***** Material for this exercise
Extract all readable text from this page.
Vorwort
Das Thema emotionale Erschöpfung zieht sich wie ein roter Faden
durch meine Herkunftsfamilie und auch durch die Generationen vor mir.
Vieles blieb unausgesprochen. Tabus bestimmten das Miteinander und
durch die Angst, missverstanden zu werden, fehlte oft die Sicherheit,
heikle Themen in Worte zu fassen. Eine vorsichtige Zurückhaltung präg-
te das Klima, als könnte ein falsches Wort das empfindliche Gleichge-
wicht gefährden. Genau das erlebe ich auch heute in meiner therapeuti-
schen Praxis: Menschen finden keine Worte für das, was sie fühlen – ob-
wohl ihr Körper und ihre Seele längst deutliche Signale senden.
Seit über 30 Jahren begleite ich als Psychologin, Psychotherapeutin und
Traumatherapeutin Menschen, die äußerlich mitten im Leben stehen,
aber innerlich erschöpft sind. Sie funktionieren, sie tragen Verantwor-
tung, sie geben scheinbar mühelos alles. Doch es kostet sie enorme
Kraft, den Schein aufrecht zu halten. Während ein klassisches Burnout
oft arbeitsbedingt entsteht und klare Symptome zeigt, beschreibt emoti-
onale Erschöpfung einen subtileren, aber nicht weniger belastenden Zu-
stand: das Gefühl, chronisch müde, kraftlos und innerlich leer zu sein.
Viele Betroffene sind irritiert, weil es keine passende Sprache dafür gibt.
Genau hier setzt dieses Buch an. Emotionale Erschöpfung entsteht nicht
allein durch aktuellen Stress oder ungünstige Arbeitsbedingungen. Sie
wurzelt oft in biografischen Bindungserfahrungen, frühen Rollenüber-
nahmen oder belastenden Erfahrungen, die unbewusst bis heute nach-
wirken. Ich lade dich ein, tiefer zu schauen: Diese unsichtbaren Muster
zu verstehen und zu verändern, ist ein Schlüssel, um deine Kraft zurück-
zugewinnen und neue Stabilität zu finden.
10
**********
**Goal:** Gather up the lines containing the word "aber" from these records and copy them.

**Right answer:**
aber innerlich erschöpft sind. Sie funktionieren, sie tragen Verantwor-
onale Erschöpfung einen subtileren, aber nicht weniger belastenden Zu-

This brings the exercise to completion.